• Work to complete:
Below is a block of records: output all of them exactly and leave out the pictures.
------ Extracted information
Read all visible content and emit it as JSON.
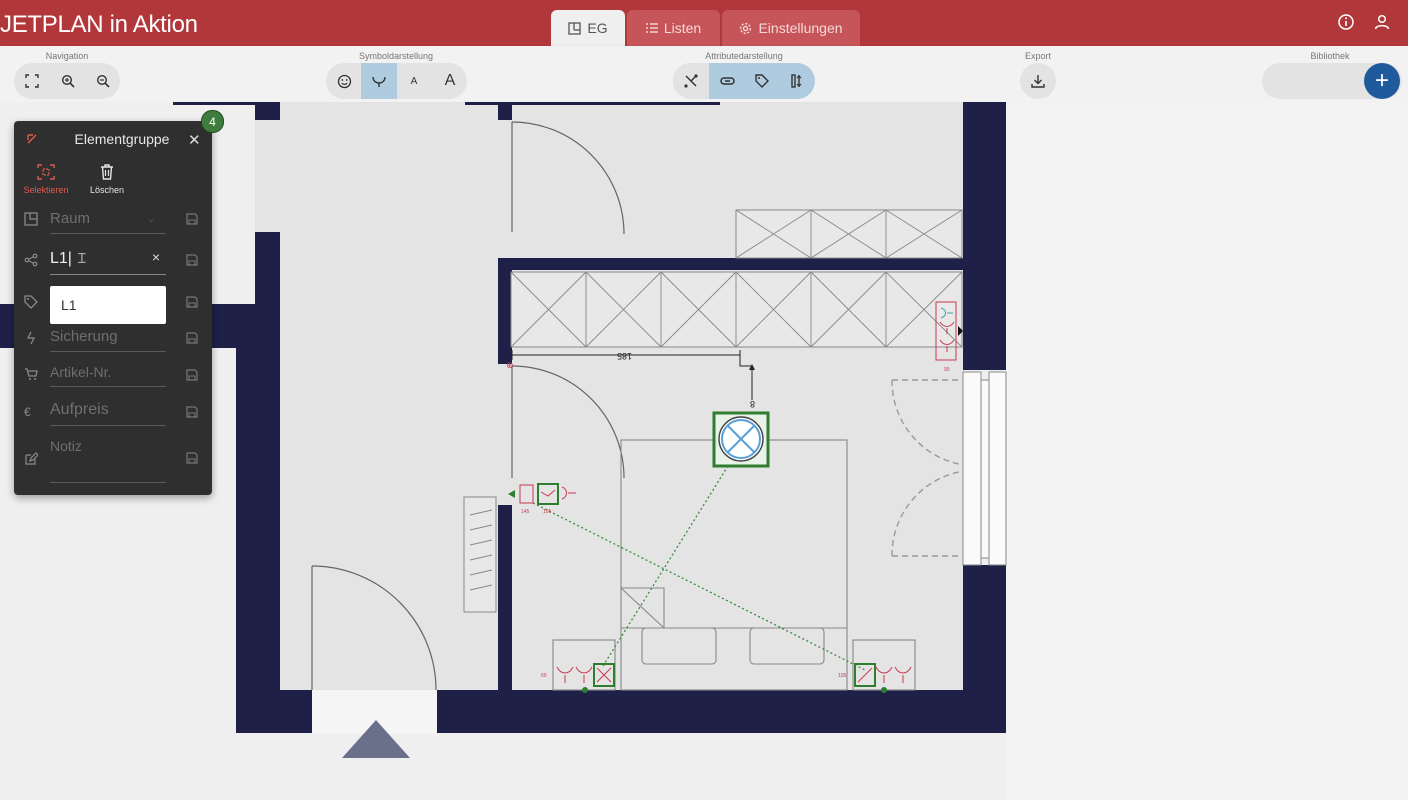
{
  "app": {
    "title": "JETPLAN in Aktion"
  },
  "tabs": [
    {
      "label": "EG",
      "icon": "floorplan-icon",
      "active": true
    },
    {
      "label": "Listen",
      "icon": "list-icon",
      "active": false
    },
    {
      "label": "Einstellungen",
      "icon": "gear-icon",
      "active": false
    }
  ],
  "toolbar": {
    "groups": {
      "navigation": "Navigation",
      "symbol": "Symboldarstellung",
      "attribute": "Attributedarstellung",
      "export": "Export",
      "library": "Bibliothek"
    },
    "symbol_small_a": "A",
    "symbol_large_a": "A",
    "add_label": "+"
  },
  "panel": {
    "title": "Elementgruppe",
    "badge_count": "4",
    "actions": {
      "select": "Selektieren",
      "delete": "Löschen"
    },
    "fields": {
      "room_placeholder": "Raum",
      "circuit_value": "L1",
      "circuit_clear": "×",
      "tag_option": "L1",
      "fuse_placeholder": "Sicherung",
      "article_placeholder": "Artikel-Nr.",
      "surcharge_placeholder": "Aufpreis",
      "note_placeholder": "Notiz"
    }
  },
  "plan": {
    "dimension_label": "185",
    "height_label": "8",
    "outlet_labels": {
      "left": "60",
      "right": "105",
      "switch_left": "145",
      "switch_right": "105",
      "wall": "90"
    }
  },
  "colors": {
    "header": "#b2373a",
    "wall": "#1e2048",
    "accent": "#1f5a9c",
    "selection": "#2f7d2f",
    "symbol": "#c83a4f"
  }
}
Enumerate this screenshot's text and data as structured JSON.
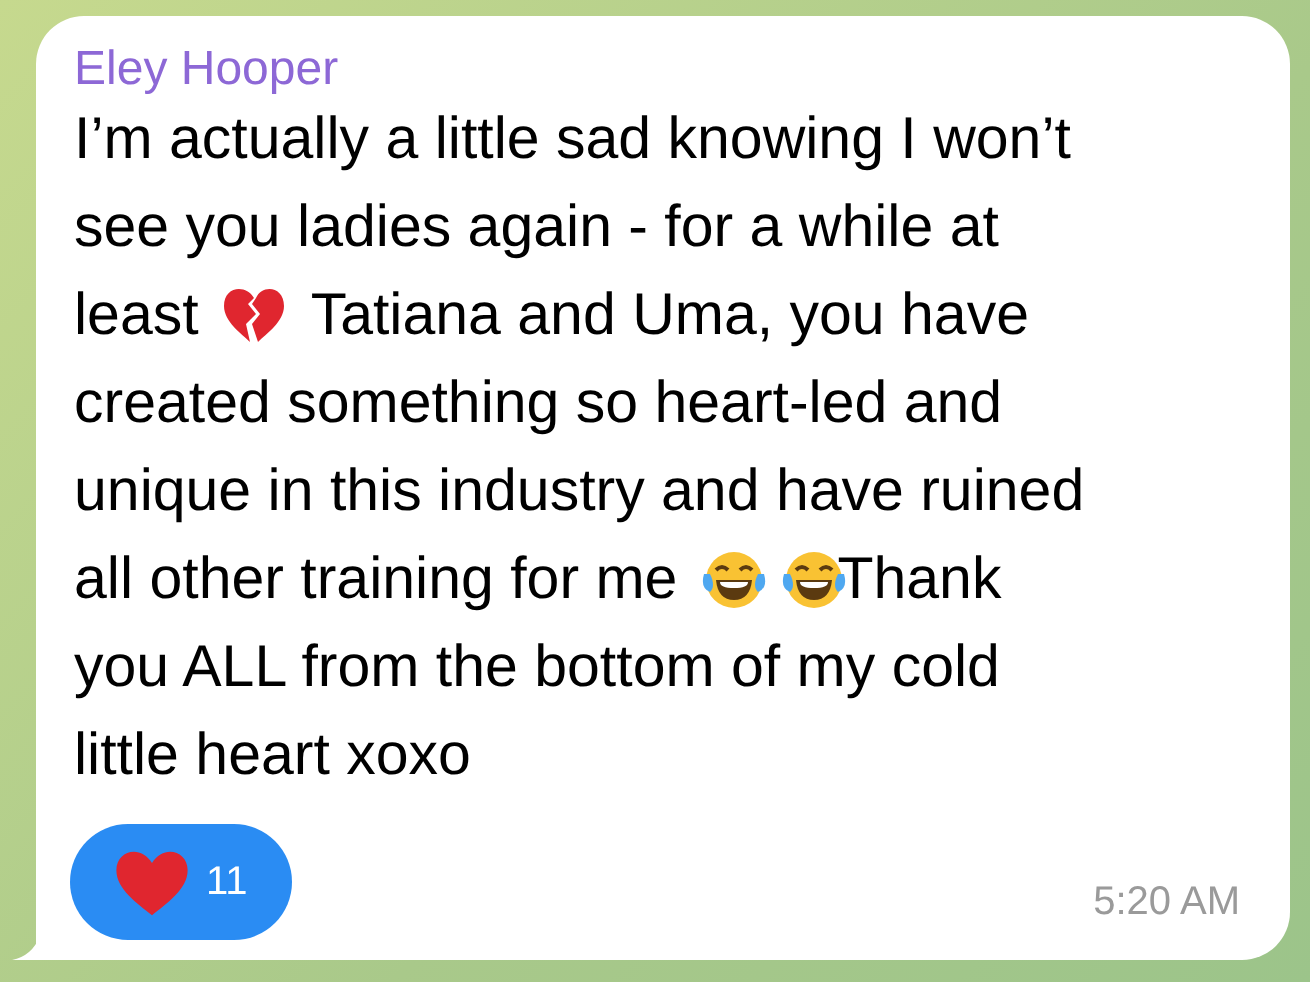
{
  "message": {
    "sender": "Eley Hooper",
    "lines": [
      [
        {
          "kind": "text",
          "text": "I’m actually a little sad knowing I won’t"
        }
      ],
      [
        {
          "kind": "text",
          "text": "see you ladies again - for a while at"
        }
      ],
      [
        {
          "kind": "text",
          "text": "least"
        },
        {
          "kind": "broken-heart"
        },
        {
          "kind": "text",
          "text": "Tatiana and Uma, you have"
        }
      ],
      [
        {
          "kind": "text",
          "text": "created something so heart-led and"
        }
      ],
      [
        {
          "kind": "text",
          "text": "unique in this industry and have ruined"
        }
      ],
      [
        {
          "kind": "text",
          "text": "all other training for me"
        },
        {
          "kind": "laughing-face"
        },
        {
          "kind": "laughing-face"
        },
        {
          "kind": "text",
          "text": "Thank"
        }
      ],
      [
        {
          "kind": "text",
          "text": "you ALL from the bottom of my cold"
        }
      ],
      [
        {
          "kind": "text",
          "text": "little heart xoxo"
        }
      ]
    ],
    "reaction": {
      "count": "11",
      "selected": true
    },
    "time": "5:20 AM"
  }
}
------------
• The output:
Read all visible content and emit it as JSON.
{
  "app": {
    "title": "JETPLAN in Aktion"
  },
  "tabs": [
    {
      "label": "EG",
      "icon": "floorplan-icon",
      "active": true
    },
    {
      "label": "Listen",
      "icon": "list-icon",
      "active": false
    },
    {
      "label": "Einstellungen",
      "icon": "gear-icon",
      "active": false
    }
  ],
  "toolbar": {
    "groups": {
      "navigation": "Navigation",
      "symbol": "Symboldarstellung",
      "attribute": "Attributedarstellung",
      "export": "Export",
      "library": "Bibliothek"
    },
    "symbol_small_a": "A",
    "symbol_large_a": "A",
    "add_label": "+"
  },
  "panel": {
    "title": "Elementgruppe",
    "badge_count": "4",
    "actions": {
      "select": "Selektieren",
      "delete": "Löschen"
    },
    "fields": {
      "room_placeholder": "Raum",
      "circuit_value": "L1",
      "circuit_clear": "×",
      "tag_option": "L1",
      "fuse_placeholder": "Sicherung",
      "article_placeholder": "Artikel-Nr.",
      "surcharge_placeholder": "Aufpreis",
      "note_placeholder": "Notiz"
    }
  },
  "plan": {
    "dimension_label": "185",
    "height_label": "8",
    "outlet_labels": {
      "left": "60",
      "right": "105",
      "switch_left": "145",
      "switch_right": "105",
      "wall": "90"
    }
  },
  "colors": {
    "header": "#b2373a",
    "wall": "#1e2048",
    "accent": "#1f5a9c",
    "selection": "#2f7d2f",
    "symbol": "#c83a4f"
  }
}
Enumerate this screenshot's text and data as structured JSON.
{
  "message": {
    "sender": "Eley Hooper",
    "lines": [
      [
        {
          "kind": "text",
          "text": "I’m actually a little sad knowing I won’t"
        }
      ],
      [
        {
          "kind": "text",
          "text": "see you ladies again - for a while at"
        }
      ],
      [
        {
          "kind": "text",
          "text": "least"
        },
        {
          "kind": "broken-heart"
        },
        {
          "kind": "text",
          "text": "Tatiana and Uma, you have"
        }
      ],
      [
        {
          "kind": "text",
          "text": "created something so heart-led and"
        }
      ],
      [
        {
          "kind": "text",
          "text": "unique in this industry and have ruined"
        }
      ],
      [
        {
          "kind": "text",
          "text": "all other training for me"
        },
        {
          "kind": "laughing-face"
        },
        {
          "kind": "laughing-face"
        },
        {
          "kind": "text",
          "text": "Thank"
        }
      ],
      [
        {
          "kind": "text",
          "text": "you ALL from the bottom of my cold"
        }
      ],
      [
        {
          "kind": "text",
          "text": "little heart xoxo"
        }
      ]
    ],
    "reaction": {
      "count": "11",
      "selected": true
    },
    "time": "5:20 AM"
  }
}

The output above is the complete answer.